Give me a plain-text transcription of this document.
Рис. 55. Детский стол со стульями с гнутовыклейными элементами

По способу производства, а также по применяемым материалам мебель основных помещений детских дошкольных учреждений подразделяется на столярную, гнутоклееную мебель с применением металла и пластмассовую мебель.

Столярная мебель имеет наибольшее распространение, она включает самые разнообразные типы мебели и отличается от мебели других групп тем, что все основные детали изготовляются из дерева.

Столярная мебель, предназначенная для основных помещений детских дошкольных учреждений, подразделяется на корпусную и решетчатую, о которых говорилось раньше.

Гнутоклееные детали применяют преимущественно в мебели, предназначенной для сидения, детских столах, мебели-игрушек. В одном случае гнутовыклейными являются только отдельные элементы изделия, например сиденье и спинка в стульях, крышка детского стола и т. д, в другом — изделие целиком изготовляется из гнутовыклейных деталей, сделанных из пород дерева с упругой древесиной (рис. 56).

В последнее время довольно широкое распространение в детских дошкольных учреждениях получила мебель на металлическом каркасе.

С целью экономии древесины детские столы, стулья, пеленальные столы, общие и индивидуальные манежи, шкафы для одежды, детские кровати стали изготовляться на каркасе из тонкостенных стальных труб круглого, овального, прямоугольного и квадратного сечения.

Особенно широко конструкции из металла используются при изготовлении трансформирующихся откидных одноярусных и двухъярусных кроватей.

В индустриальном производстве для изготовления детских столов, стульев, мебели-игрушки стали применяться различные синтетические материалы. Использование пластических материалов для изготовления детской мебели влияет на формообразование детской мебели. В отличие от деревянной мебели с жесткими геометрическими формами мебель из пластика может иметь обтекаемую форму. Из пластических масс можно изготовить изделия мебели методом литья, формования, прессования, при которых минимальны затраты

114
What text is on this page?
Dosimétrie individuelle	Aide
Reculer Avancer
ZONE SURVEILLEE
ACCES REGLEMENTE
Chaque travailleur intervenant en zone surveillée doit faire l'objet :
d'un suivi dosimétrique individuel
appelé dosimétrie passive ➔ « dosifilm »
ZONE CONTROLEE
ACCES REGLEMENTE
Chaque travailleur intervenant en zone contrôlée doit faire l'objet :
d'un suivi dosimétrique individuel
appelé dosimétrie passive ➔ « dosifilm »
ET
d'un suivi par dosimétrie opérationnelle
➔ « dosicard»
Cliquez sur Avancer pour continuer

· · · · · · ·

Find how many lines of the listing include the string "металла" and give that number, nothing else.

→ **SOLUTION FOR THIS TASK**
2